### Goal
Extract the text of every entry below exactly; leave images out.

### Materials provided

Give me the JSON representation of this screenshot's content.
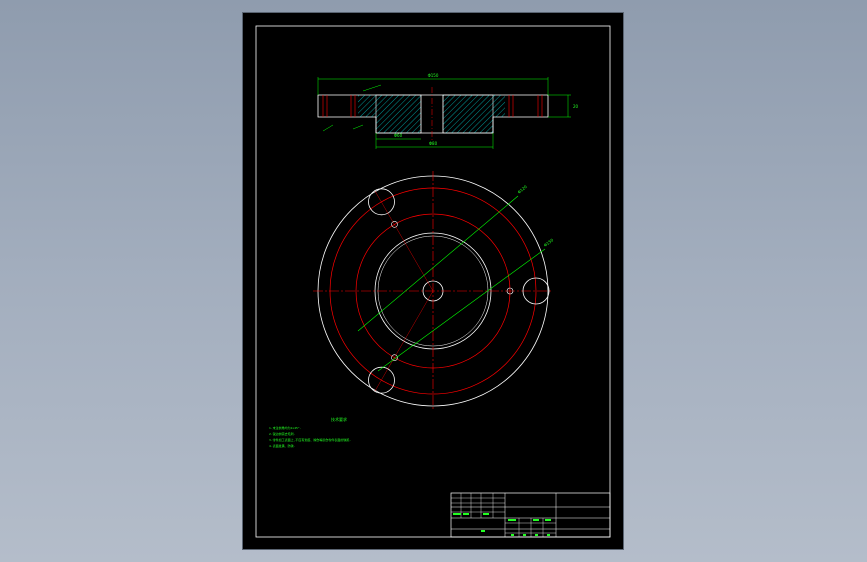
{
  "window": {
    "background": "#9aa6b6"
  },
  "colors": {
    "sheet": "#000000",
    "outline": "#ffffff",
    "centerline": "#ff0000",
    "dimension": "#00ff00",
    "section_hatch": "#00ffff",
    "annotation_text": "#22ff22"
  },
  "drawing": {
    "type": "flange part drawing",
    "views": [
      "section-view",
      "top-view"
    ],
    "top_view": {
      "bolt_holes_large": 3,
      "small_holes": 3
    },
    "dimension_labels": {
      "overall_width": "Φ150",
      "bolt_circle": "Φ120",
      "bore": "Φ60",
      "hub": "Φ80",
      "thickness": "20",
      "leader_1": "Φ120",
      "leader_2": "Φ150"
    },
    "technical_requirements": {
      "title": "技术要求",
      "lines": [
        "1.未注倒角均为1x45°.",
        "2.锐边倒钝去毛刺.",
        "3.零件加工表面上,不应有划痕、擦伤等损伤零件表面的缺陷.",
        "4.表面发黑、防锈."
      ]
    },
    "title_block": {
      "cells": [
        "",
        "",
        "",
        "",
        "",
        "",
        "",
        ""
      ]
    }
  }
}
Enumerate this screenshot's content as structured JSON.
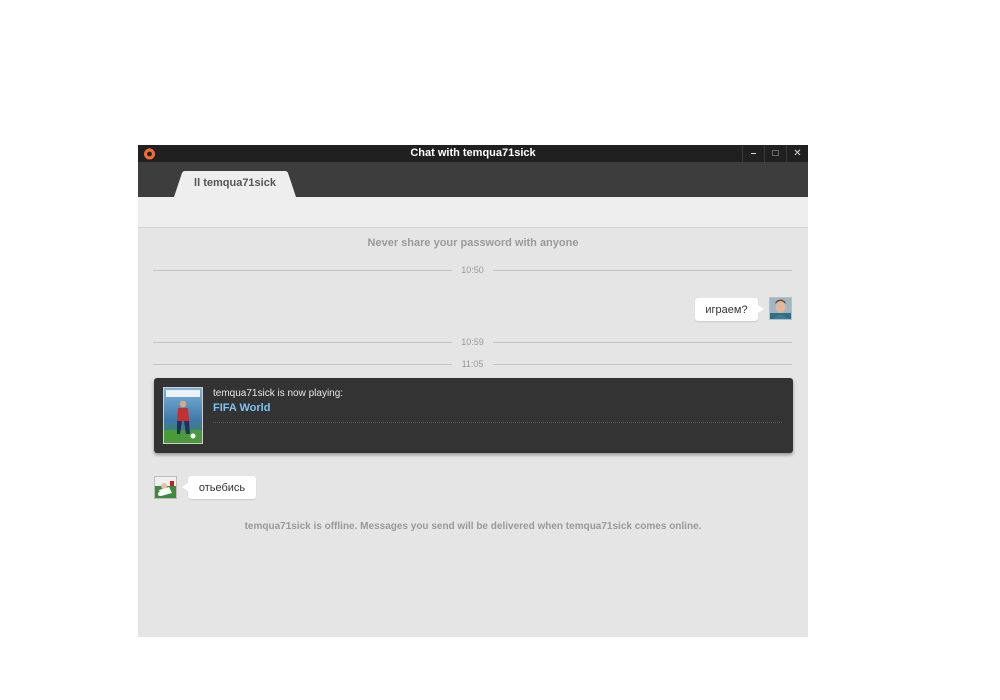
{
  "window": {
    "title": "Chat with temqua71sick",
    "controls": {
      "minimize": "–",
      "maximize": "□",
      "close": "✕"
    },
    "logo_icon": "origin-logo-icon"
  },
  "tabs": [
    {
      "label": "ll temqua71sick",
      "active": true
    }
  ],
  "chat": {
    "notice": "Never share your password with anyone",
    "timestamps": [
      "10:50",
      "10:59",
      "11:05"
    ],
    "messages": [
      {
        "from": "self",
        "text": "играем?"
      },
      {
        "from": "friend",
        "text": "отьебись"
      }
    ],
    "now_playing": {
      "text": "temqua71sick is now playing:",
      "game": "FIFA World"
    },
    "offline_notice": "temqua71sick is offline. Messages you send will be delivered when temqua71sick comes online."
  },
  "colors": {
    "titlebar": "#202020",
    "tabbar": "#3d3d3d",
    "chat_bg": "#e5e5e5",
    "logo_accent": "#f56c2d",
    "game_link": "#7cc4f4",
    "card_bg": "#333333"
  }
}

### In response
Give me the JSON representation of this screenshot's content.
{
  "window": {
    "background": "#9aa6b6"
  },
  "colors": {
    "sheet": "#000000",
    "outline": "#ffffff",
    "centerline": "#ff0000",
    "dimension": "#00ff00",
    "section_hatch": "#00ffff",
    "annotation_text": "#22ff22"
  },
  "drawing": {
    "type": "flange part drawing",
    "views": [
      "section-view",
      "top-view"
    ],
    "top_view": {
      "bolt_holes_large": 3,
      "small_holes": 3
    },
    "dimension_labels": {
      "overall_width": "Φ150",
      "bolt_circle": "Φ120",
      "bore": "Φ60",
      "hub": "Φ80",
      "thickness": "20",
      "leader_1": "Φ120",
      "leader_2": "Φ150"
    },
    "technical_requirements": {
      "title": "技术要求",
      "lines": [
        "1.未注倒角均为1x45°.",
        "2.锐边倒钝去毛刺.",
        "3.零件加工表面上,不应有划痕、擦伤等损伤零件表面的缺陷.",
        "4.表面发黑、防锈."
      ]
    },
    "title_block": {
      "cells": [
        "",
        "",
        "",
        "",
        "",
        "",
        "",
        ""
      ]
    }
  }
}
Enumerate this screenshot's content as structured JSON.
{
  "window": {
    "title": "Chat with temqua71sick",
    "controls": {
      "minimize": "–",
      "maximize": "□",
      "close": "✕"
    },
    "logo_icon": "origin-logo-icon"
  },
  "tabs": [
    {
      "label": "ll temqua71sick",
      "active": true
    }
  ],
  "chat": {
    "notice": "Never share your password with anyone",
    "timestamps": [
      "10:50",
      "10:59",
      "11:05"
    ],
    "messages": [
      {
        "from": "self",
        "text": "играем?"
      },
      {
        "from": "friend",
        "text": "отьебись"
      }
    ],
    "now_playing": {
      "text": "temqua71sick is now playing:",
      "game": "FIFA World"
    },
    "offline_notice": "temqua71sick is offline. Messages you send will be delivered when temqua71sick comes online."
  },
  "colors": {
    "titlebar": "#202020",
    "tabbar": "#3d3d3d",
    "chat_bg": "#e5e5e5",
    "logo_accent": "#f56c2d",
    "game_link": "#7cc4f4",
    "card_bg": "#333333"
  }
}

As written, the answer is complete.